◆ TASK STATEMENT ◆
The exercise asks you to copy every line below in which "JSON" appears.

--- Begin ---

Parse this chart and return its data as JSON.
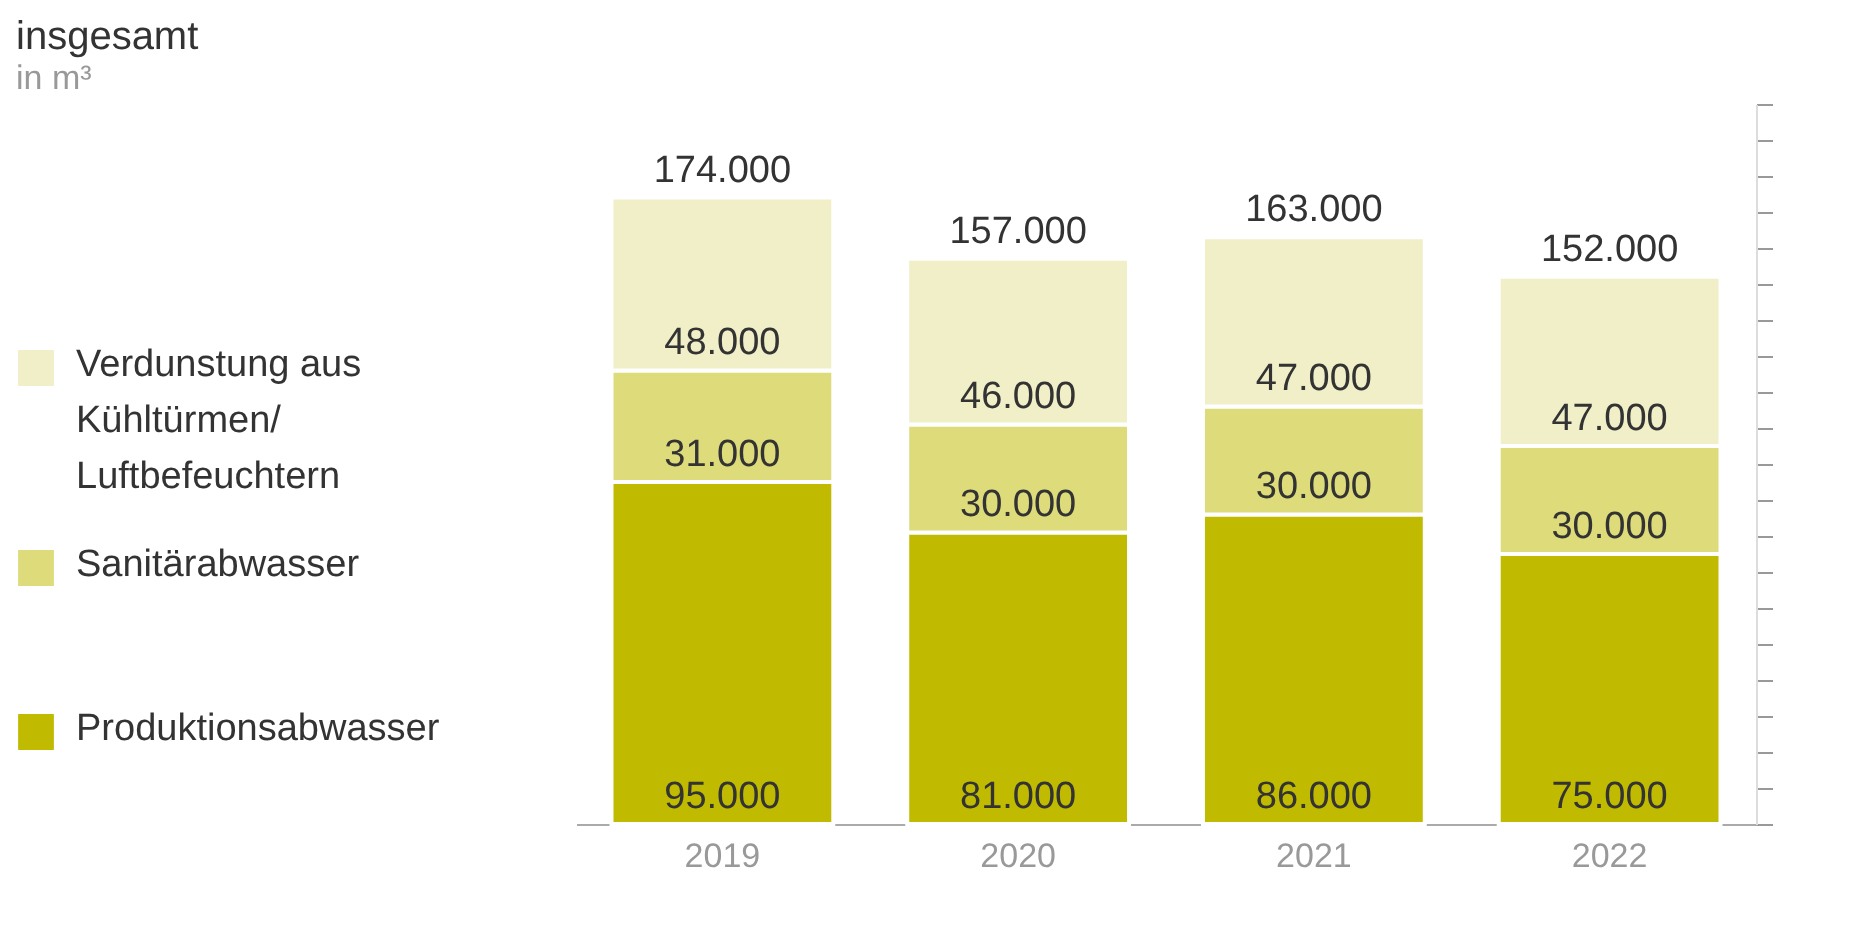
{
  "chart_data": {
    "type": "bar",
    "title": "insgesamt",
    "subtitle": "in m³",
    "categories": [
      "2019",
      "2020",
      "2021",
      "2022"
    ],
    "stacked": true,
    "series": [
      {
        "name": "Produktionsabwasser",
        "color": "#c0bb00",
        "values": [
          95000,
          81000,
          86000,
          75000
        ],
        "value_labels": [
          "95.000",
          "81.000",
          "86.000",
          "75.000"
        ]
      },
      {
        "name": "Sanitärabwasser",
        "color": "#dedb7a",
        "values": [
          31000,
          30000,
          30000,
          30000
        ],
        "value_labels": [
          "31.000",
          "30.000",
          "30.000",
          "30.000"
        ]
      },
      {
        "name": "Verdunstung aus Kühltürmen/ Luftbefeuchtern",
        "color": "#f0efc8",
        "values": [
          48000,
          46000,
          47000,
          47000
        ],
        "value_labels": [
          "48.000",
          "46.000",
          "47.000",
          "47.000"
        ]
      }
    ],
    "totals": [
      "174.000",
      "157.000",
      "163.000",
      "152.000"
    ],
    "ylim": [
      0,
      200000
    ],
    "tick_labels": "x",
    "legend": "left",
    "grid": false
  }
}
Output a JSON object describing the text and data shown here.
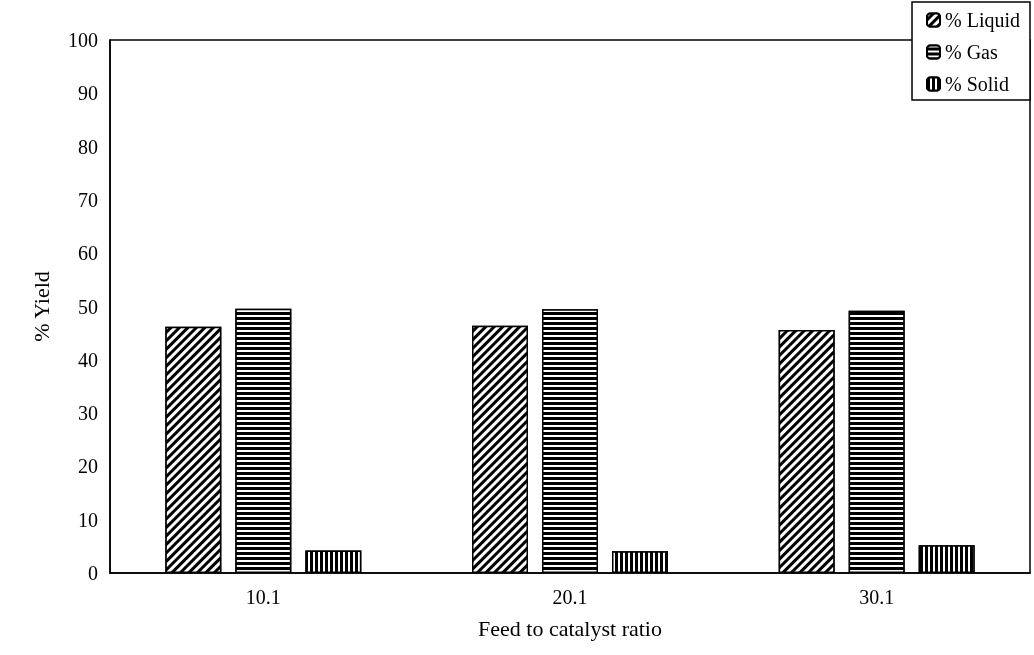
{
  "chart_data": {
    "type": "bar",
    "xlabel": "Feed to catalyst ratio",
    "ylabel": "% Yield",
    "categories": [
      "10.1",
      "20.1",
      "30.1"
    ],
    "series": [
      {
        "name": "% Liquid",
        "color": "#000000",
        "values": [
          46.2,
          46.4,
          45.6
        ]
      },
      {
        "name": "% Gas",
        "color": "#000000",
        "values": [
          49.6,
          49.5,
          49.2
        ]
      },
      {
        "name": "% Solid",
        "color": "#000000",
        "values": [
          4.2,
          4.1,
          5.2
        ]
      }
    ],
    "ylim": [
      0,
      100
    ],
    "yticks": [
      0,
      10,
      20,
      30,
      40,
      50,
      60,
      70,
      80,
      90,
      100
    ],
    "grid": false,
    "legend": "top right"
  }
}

--- End ---

◆ EXERCISE ANSWER ◆
Parse this chart and return its data as JSON.
Output a JSON object describing the text and data shown here.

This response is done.